(Entries from a visual dataset)
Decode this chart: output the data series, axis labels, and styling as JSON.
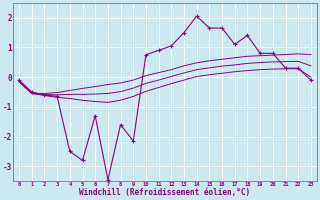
{
  "xlabel": "Windchill (Refroidissement éolien,°C)",
  "background_color": "#cce8f0",
  "line_color": "#880088",
  "grid_color": "#ffffff",
  "x_data": [
    0,
    1,
    2,
    3,
    4,
    5,
    6,
    7,
    8,
    9,
    10,
    11,
    12,
    13,
    14,
    15,
    16,
    17,
    18,
    19,
    20,
    21,
    22,
    23
  ],
  "y_main": [
    -0.1,
    -0.5,
    -0.6,
    -0.65,
    -2.5,
    -2.8,
    -1.3,
    -3.45,
    -1.6,
    -2.15,
    0.75,
    0.9,
    1.05,
    1.5,
    2.05,
    1.65,
    1.65,
    1.1,
    1.4,
    0.8,
    0.8,
    0.3,
    0.3,
    -0.1
  ],
  "y_upper": [
    -0.15,
    -0.55,
    -0.55,
    -0.52,
    -0.45,
    -0.38,
    -0.32,
    -0.25,
    -0.2,
    -0.1,
    0.05,
    0.15,
    0.25,
    0.38,
    0.48,
    0.55,
    0.6,
    0.65,
    0.7,
    0.72,
    0.74,
    0.76,
    0.78,
    0.76
  ],
  "y_lower": [
    -0.15,
    -0.55,
    -0.62,
    -0.68,
    -0.72,
    -0.78,
    -0.82,
    -0.85,
    -0.78,
    -0.65,
    -0.48,
    -0.35,
    -0.22,
    -0.1,
    0.02,
    0.08,
    0.13,
    0.18,
    0.22,
    0.25,
    0.27,
    0.28,
    0.28,
    0.0
  ],
  "y_mid": [
    -0.15,
    -0.55,
    -0.58,
    -0.6,
    -0.58,
    -0.58,
    -0.57,
    -0.55,
    -0.49,
    -0.37,
    -0.21,
    -0.1,
    0.02,
    0.14,
    0.25,
    0.31,
    0.37,
    0.41,
    0.46,
    0.49,
    0.51,
    0.52,
    0.53,
    0.38
  ],
  "ylim": [
    -3.5,
    2.5
  ],
  "xlim": [
    -0.5,
    23.5
  ],
  "yticks": [
    -3,
    -2,
    -1,
    0,
    1,
    2
  ],
  "xticks": [
    0,
    1,
    2,
    3,
    4,
    5,
    6,
    7,
    8,
    9,
    10,
    11,
    12,
    13,
    14,
    15,
    16,
    17,
    18,
    19,
    20,
    21,
    22,
    23
  ]
}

REQUIREMENTS: Quote the data exactly, leaving every image out of the copy.

FINISHED ANSWER:
Decode this chart: output the data series, axis labels, and styling as JSON.
{
  "xlabel": "Windchill (Refroidissement éolien,°C)",
  "background_color": "#cce8f0",
  "line_color": "#880088",
  "grid_color": "#ffffff",
  "x_data": [
    0,
    1,
    2,
    3,
    4,
    5,
    6,
    7,
    8,
    9,
    10,
    11,
    12,
    13,
    14,
    15,
    16,
    17,
    18,
    19,
    20,
    21,
    22,
    23
  ],
  "y_main": [
    -0.1,
    -0.5,
    -0.6,
    -0.65,
    -2.5,
    -2.8,
    -1.3,
    -3.45,
    -1.6,
    -2.15,
    0.75,
    0.9,
    1.05,
    1.5,
    2.05,
    1.65,
    1.65,
    1.1,
    1.4,
    0.8,
    0.8,
    0.3,
    0.3,
    -0.1
  ],
  "y_upper": [
    -0.15,
    -0.55,
    -0.55,
    -0.52,
    -0.45,
    -0.38,
    -0.32,
    -0.25,
    -0.2,
    -0.1,
    0.05,
    0.15,
    0.25,
    0.38,
    0.48,
    0.55,
    0.6,
    0.65,
    0.7,
    0.72,
    0.74,
    0.76,
    0.78,
    0.76
  ],
  "y_lower": [
    -0.15,
    -0.55,
    -0.62,
    -0.68,
    -0.72,
    -0.78,
    -0.82,
    -0.85,
    -0.78,
    -0.65,
    -0.48,
    -0.35,
    -0.22,
    -0.1,
    0.02,
    0.08,
    0.13,
    0.18,
    0.22,
    0.25,
    0.27,
    0.28,
    0.28,
    0.0
  ],
  "y_mid": [
    -0.15,
    -0.55,
    -0.58,
    -0.6,
    -0.58,
    -0.58,
    -0.57,
    -0.55,
    -0.49,
    -0.37,
    -0.21,
    -0.1,
    0.02,
    0.14,
    0.25,
    0.31,
    0.37,
    0.41,
    0.46,
    0.49,
    0.51,
    0.52,
    0.53,
    0.38
  ],
  "ylim": [
    -3.5,
    2.5
  ],
  "xlim": [
    -0.5,
    23.5
  ],
  "yticks": [
    -3,
    -2,
    -1,
    0,
    1,
    2
  ],
  "xticks": [
    0,
    1,
    2,
    3,
    4,
    5,
    6,
    7,
    8,
    9,
    10,
    11,
    12,
    13,
    14,
    15,
    16,
    17,
    18,
    19,
    20,
    21,
    22,
    23
  ]
}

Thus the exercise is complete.